• [WHAT YOU WILL DO] Under this task are some entries; return every one of them exactly.

• [INPUT ROWS]
================

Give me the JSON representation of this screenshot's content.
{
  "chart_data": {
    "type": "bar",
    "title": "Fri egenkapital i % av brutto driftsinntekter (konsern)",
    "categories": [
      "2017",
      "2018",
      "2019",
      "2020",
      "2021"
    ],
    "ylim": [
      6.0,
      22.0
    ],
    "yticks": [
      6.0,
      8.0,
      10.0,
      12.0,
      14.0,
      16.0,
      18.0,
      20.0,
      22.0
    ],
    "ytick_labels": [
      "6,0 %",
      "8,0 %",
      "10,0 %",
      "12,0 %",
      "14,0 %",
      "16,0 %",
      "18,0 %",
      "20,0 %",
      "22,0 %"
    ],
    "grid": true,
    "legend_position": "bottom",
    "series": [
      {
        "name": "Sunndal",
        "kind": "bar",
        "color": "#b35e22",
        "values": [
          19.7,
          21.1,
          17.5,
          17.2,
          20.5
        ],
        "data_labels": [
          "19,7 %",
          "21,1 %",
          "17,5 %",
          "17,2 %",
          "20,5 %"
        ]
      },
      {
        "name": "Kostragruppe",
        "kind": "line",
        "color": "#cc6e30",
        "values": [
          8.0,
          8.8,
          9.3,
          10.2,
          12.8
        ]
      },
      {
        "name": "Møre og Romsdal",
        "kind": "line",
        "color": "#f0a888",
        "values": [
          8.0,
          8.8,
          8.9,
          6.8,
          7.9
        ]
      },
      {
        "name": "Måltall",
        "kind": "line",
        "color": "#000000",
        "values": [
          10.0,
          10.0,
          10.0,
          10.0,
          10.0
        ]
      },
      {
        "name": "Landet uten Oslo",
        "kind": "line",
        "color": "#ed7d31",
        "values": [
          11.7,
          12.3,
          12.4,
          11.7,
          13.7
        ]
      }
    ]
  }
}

================

• [WORKED ANSWER]
Give me the JSON representation of this screenshot's content.
{
  "chart_data": {
    "type": "bar",
    "title": "Fri egenkapital i % av brutto driftsinntekter (konsern)",
    "categories": [
      "2017",
      "2018",
      "2019",
      "2020",
      "2021"
    ],
    "ylim": [
      6.0,
      22.0
    ],
    "yticks": [
      6.0,
      8.0,
      10.0,
      12.0,
      14.0,
      16.0,
      18.0,
      20.0,
      22.0
    ],
    "ytick_labels": [
      "6,0 %",
      "8,0 %",
      "10,0 %",
      "12,0 %",
      "14,0 %",
      "16,0 %",
      "18,0 %",
      "20,0 %",
      "22,0 %"
    ],
    "grid": true,
    "legend_position": "bottom",
    "series": [
      {
        "name": "Sunndal",
        "kind": "bar",
        "color": "#b35e22",
        "values": [
          19.7,
          21.1,
          17.5,
          17.2,
          20.5
        ],
        "data_labels": [
          "19,7 %",
          "21,1 %",
          "17,5 %",
          "17,2 %",
          "20,5 %"
        ]
      },
      {
        "name": "Kostragruppe",
        "kind": "line",
        "color": "#cc6e30",
        "values": [
          8.0,
          8.8,
          9.3,
          10.2,
          12.8
        ]
      },
      {
        "name": "Møre og Romsdal",
        "kind": "line",
        "color": "#f0a888",
        "values": [
          8.0,
          8.8,
          8.9,
          6.8,
          7.9
        ]
      },
      {
        "name": "Måltall",
        "kind": "line",
        "color": "#000000",
        "values": [
          10.0,
          10.0,
          10.0,
          10.0,
          10.0
        ]
      },
      {
        "name": "Landet uten Oslo",
        "kind": "line",
        "color": "#ed7d31",
        "values": [
          11.7,
          12.3,
          12.4,
          11.7,
          13.7
        ]
      }
    ]
  }
}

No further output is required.